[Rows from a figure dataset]
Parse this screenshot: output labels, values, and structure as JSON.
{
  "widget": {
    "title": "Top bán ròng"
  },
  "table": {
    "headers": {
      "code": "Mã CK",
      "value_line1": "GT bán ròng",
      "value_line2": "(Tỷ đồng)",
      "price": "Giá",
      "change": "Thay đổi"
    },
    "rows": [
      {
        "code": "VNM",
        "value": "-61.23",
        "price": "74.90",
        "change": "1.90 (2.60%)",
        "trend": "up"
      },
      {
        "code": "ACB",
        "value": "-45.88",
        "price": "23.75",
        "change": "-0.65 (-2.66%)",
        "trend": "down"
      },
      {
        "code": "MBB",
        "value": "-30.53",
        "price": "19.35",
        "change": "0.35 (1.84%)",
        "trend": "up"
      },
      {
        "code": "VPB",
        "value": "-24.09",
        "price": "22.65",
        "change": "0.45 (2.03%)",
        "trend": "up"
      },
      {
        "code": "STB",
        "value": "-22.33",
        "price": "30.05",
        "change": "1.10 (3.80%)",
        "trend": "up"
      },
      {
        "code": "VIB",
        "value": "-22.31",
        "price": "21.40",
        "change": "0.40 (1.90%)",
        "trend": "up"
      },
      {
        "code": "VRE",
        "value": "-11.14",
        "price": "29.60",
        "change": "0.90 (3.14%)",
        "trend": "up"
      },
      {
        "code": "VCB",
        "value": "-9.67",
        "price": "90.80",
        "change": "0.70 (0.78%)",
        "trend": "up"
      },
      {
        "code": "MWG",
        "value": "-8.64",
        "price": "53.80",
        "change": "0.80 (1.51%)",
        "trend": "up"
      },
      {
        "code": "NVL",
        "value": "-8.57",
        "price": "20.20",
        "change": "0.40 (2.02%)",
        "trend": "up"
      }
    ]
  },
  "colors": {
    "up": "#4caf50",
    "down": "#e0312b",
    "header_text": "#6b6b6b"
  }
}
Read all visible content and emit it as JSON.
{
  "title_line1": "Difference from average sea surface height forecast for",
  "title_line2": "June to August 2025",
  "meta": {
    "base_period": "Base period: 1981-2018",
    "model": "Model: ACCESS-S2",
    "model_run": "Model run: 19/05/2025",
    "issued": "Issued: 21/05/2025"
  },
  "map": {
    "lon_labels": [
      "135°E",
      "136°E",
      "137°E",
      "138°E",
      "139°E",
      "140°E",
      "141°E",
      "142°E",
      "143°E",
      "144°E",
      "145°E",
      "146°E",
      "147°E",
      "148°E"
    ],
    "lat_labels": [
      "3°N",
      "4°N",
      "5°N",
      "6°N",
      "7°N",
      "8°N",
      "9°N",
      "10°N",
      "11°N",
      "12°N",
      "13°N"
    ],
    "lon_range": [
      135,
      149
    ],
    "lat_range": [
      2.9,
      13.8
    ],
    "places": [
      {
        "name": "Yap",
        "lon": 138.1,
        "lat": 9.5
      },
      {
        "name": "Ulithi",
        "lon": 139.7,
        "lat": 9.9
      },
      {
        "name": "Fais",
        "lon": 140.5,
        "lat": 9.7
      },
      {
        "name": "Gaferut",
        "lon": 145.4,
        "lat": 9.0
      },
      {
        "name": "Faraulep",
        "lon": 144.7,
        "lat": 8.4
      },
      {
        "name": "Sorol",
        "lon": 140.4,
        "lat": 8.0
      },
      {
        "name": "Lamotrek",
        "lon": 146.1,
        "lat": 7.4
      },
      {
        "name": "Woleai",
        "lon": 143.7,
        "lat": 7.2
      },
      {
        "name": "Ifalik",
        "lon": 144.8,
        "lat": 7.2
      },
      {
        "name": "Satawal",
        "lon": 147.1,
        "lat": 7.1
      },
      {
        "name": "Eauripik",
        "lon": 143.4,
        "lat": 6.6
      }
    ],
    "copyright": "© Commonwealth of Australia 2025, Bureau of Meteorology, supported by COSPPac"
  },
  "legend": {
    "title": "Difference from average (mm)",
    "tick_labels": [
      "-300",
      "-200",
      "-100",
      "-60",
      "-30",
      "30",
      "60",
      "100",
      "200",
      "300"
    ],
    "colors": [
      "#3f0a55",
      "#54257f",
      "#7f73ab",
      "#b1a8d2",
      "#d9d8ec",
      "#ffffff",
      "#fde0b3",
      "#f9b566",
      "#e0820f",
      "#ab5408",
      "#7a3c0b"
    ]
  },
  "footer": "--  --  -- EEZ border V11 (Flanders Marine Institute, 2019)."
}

◆ Prompt
Write out all of the records above exactly as they appear.

◆ The answer
Parse this screenshot: output labels, values, and structure as JSON.
{
  "widget": {
    "title": "Top bán ròng"
  },
  "table": {
    "headers": {
      "code": "Mã CK",
      "value_line1": "GT bán ròng",
      "value_line2": "(Tỷ đồng)",
      "price": "Giá",
      "change": "Thay đổi"
    },
    "rows": [
      {
        "code": "VNM",
        "value": "-61.23",
        "price": "74.90",
        "change": "1.90 (2.60%)",
        "trend": "up"
      },
      {
        "code": "ACB",
        "value": "-45.88",
        "price": "23.75",
        "change": "-0.65 (-2.66%)",
        "trend": "down"
      },
      {
        "code": "MBB",
        "value": "-30.53",
        "price": "19.35",
        "change": "0.35 (1.84%)",
        "trend": "up"
      },
      {
        "code": "VPB",
        "value": "-24.09",
        "price": "22.65",
        "change": "0.45 (2.03%)",
        "trend": "up"
      },
      {
        "code": "STB",
        "value": "-22.33",
        "price": "30.05",
        "change": "1.10 (3.80%)",
        "trend": "up"
      },
      {
        "code": "VIB",
        "value": "-22.31",
        "price": "21.40",
        "change": "0.40 (1.90%)",
        "trend": "up"
      },
      {
        "code": "VRE",
        "value": "-11.14",
        "price": "29.60",
        "change": "0.90 (3.14%)",
        "trend": "up"
      },
      {
        "code": "VCB",
        "value": "-9.67",
        "price": "90.80",
        "change": "0.70 (0.78%)",
        "trend": "up"
      },
      {
        "code": "MWG",
        "value": "-8.64",
        "price": "53.80",
        "change": "0.80 (1.51%)",
        "trend": "up"
      },
      {
        "code": "NVL",
        "value": "-8.57",
        "price": "20.20",
        "change": "0.40 (2.02%)",
        "trend": "up"
      }
    ]
  },
  "colors": {
    "up": "#4caf50",
    "down": "#e0312b",
    "header_text": "#6b6b6b"
  }
}
Read all visible content and emit it as JSON.
{
  "title_line1": "Difference from average sea surface height forecast for",
  "title_line2": "June to August 2025",
  "meta": {
    "base_period": "Base period: 1981-2018",
    "model": "Model: ACCESS-S2",
    "model_run": "Model run: 19/05/2025",
    "issued": "Issued: 21/05/2025"
  },
  "map": {
    "lon_labels": [
      "135°E",
      "136°E",
      "137°E",
      "138°E",
      "139°E",
      "140°E",
      "141°E",
      "142°E",
      "143°E",
      "144°E",
      "145°E",
      "146°E",
      "147°E",
      "148°E"
    ],
    "lat_labels": [
      "3°N",
      "4°N",
      "5°N",
      "6°N",
      "7°N",
      "8°N",
      "9°N",
      "10°N",
      "11°N",
      "12°N",
      "13°N"
    ],
    "lon_range": [
      135,
      149
    ],
    "lat_range": [
      2.9,
      13.8
    ],
    "places": [
      {
        "name": "Yap",
        "lon": 138.1,
        "lat": 9.5
      },
      {
        "name": "Ulithi",
        "lon": 139.7,
        "lat": 9.9
      },
      {
        "name": "Fais",
        "lon": 140.5,
        "lat": 9.7
      },
      {
        "name": "Gaferut",
        "lon": 145.4,
        "lat": 9.0
      },
      {
        "name": "Faraulep",
        "lon": 144.7,
        "lat": 8.4
      },
      {
        "name": "Sorol",
        "lon": 140.4,
        "lat": 8.0
      },
      {
        "name": "Lamotrek",
        "lon": 146.1,
        "lat": 7.4
      },
      {
        "name": "Woleai",
        "lon": 143.7,
        "lat": 7.2
      },
      {
        "name": "Ifalik",
        "lon": 144.8,
        "lat": 7.2
      },
      {
        "name": "Satawal",
        "lon": 147.1,
        "lat": 7.1
      },
      {
        "name": "Eauripik",
        "lon": 143.4,
        "lat": 6.6
      }
    ],
    "copyright": "© Commonwealth of Australia 2025, Bureau of Meteorology, supported by COSPPac"
  },
  "legend": {
    "title": "Difference from average (mm)",
    "tick_labels": [
      "-300",
      "-200",
      "-100",
      "-60",
      "-30",
      "30",
      "60",
      "100",
      "200",
      "300"
    ],
    "colors": [
      "#3f0a55",
      "#54257f",
      "#7f73ab",
      "#b1a8d2",
      "#d9d8ec",
      "#ffffff",
      "#fde0b3",
      "#f9b566",
      "#e0820f",
      "#ab5408",
      "#7a3c0b"
    ]
  },
  "footer": "--  --  -- EEZ border V11 (Flanders Marine Institute, 2019)."
}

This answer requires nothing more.